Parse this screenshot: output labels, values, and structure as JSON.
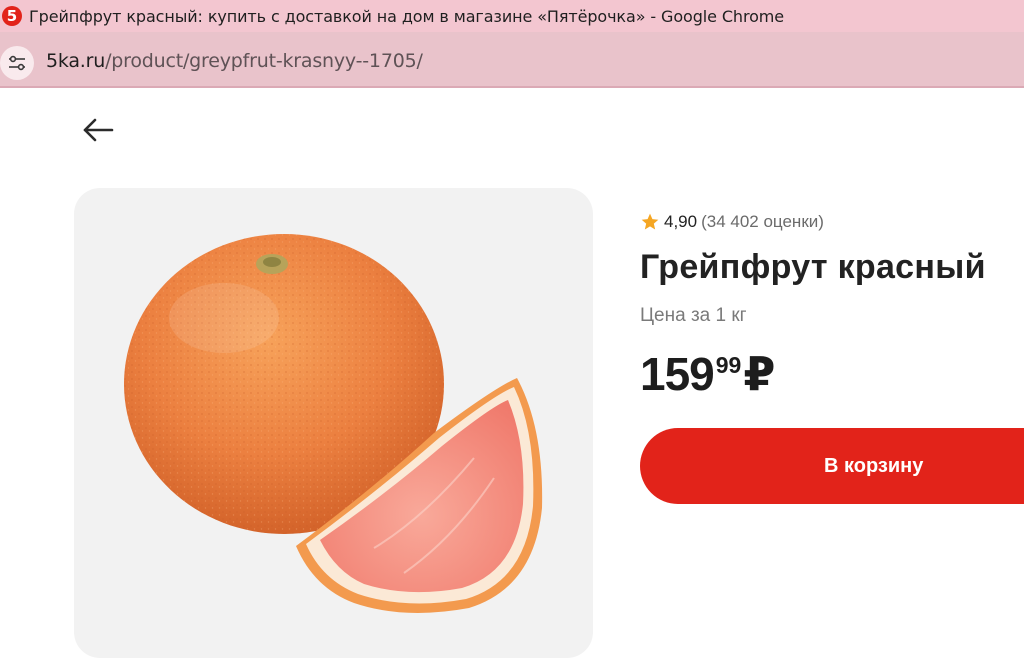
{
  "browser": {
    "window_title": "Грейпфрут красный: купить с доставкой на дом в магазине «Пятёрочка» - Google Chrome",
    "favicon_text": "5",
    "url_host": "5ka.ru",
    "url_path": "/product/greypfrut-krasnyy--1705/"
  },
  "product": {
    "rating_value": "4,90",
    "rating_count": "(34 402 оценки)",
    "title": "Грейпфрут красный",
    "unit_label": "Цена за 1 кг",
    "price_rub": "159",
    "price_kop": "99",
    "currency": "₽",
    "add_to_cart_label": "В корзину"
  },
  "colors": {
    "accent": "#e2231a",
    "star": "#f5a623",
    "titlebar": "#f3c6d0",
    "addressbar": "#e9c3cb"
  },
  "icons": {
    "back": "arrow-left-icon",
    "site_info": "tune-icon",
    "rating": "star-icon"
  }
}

*****

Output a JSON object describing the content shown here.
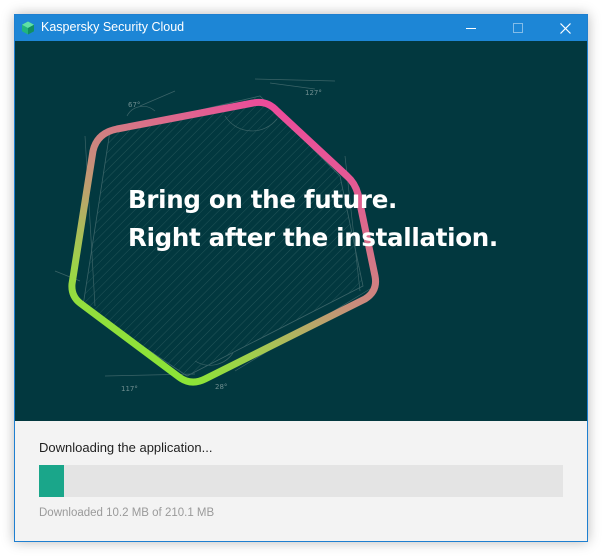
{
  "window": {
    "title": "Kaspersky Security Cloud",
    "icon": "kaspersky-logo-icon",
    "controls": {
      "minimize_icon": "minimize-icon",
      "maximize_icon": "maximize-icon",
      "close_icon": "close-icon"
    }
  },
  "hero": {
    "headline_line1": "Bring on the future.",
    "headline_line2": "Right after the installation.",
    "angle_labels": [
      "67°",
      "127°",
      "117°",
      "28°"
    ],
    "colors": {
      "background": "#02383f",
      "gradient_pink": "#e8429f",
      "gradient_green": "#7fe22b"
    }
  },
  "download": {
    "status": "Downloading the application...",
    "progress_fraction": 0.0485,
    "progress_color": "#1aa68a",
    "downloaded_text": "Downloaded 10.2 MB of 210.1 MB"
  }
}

*****

### Stated exercise
Look through the listing above. Pick out each line with "product" and copy it.

### Solution
    "url_path": "/product/greypfrut-krasnyy--1705/"
  "product": {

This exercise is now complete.